● **Passage for review**:
▼

Patients undergoing catheterization for clinical purposes were enrolled. CVR was measured with a Doppler ultrasound scanning wire in a normal coronary in 32 patients without diabetes mellitus, 11 patients with diabetes mellitus who did not have renal failure, and 21 patients with diabetes mellitus who had nephropathy. A CVR <2.0 was considered to be abnormal.

Results

Patients with diabetes mellitus who had renal failure had a higher incidence of hypertension and left ventricular hypertrophy. The average peak velocity (APV) at baseline was higher in patients with diabetes mellitus who had renal failure. At peak hyperemia, APV increased in all 3 groups, with no difference between groups. The mean CVR for patients without diabetes was 2.8 ± 0.8 and was not different from that in patients with diabetes mellitus who did not have renal failure (2.7 ± 0.7), but was lower than that in patients with diabetes mellitus who had renal failure (1.6 ± 0.5; P < 0.001). Abnormal CVR was observed in 9 % of patients without diabetes mellitus, 18 % of patients with diabetes mellitus who did not have renal failure, and 57 % of patients with diabetes mellitus who had renal failure, and abnormal CVR was caused by an elevation of baseline APV in 66 % of these cases. The baseline heart rate and the presence of diabetes mellitus with renal failure were independent predictors of abnormal CVR by multivariable analysis.

Conclusions

Patients with diabetic nephropathy have abnormalities in CVR in the absence of angiographically evident coronary disease.

▲

● **Extracted data**:
▼

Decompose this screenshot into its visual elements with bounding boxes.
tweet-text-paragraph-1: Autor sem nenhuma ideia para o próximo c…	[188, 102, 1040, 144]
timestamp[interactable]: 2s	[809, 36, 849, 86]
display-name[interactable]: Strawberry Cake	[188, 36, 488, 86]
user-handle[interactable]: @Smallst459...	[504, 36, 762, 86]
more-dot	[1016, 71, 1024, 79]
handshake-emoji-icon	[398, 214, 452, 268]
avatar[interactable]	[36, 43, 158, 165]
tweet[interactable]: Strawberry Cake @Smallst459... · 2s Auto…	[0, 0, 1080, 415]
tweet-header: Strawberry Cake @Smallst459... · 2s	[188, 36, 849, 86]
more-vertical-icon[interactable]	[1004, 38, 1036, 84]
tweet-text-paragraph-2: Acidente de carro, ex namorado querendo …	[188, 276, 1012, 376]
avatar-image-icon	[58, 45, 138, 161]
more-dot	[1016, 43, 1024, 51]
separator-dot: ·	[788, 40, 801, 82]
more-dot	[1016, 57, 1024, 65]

▲

● **Task prompt**:
Please state what CVR value the passage on coronary flow in diabetes treats as abnormal. The items on this page come from a separate source and are unrelated to the passage on coronary flow in diabetes.

● **Solution for this task**:
A CVR below 2.0 was considered abnormal.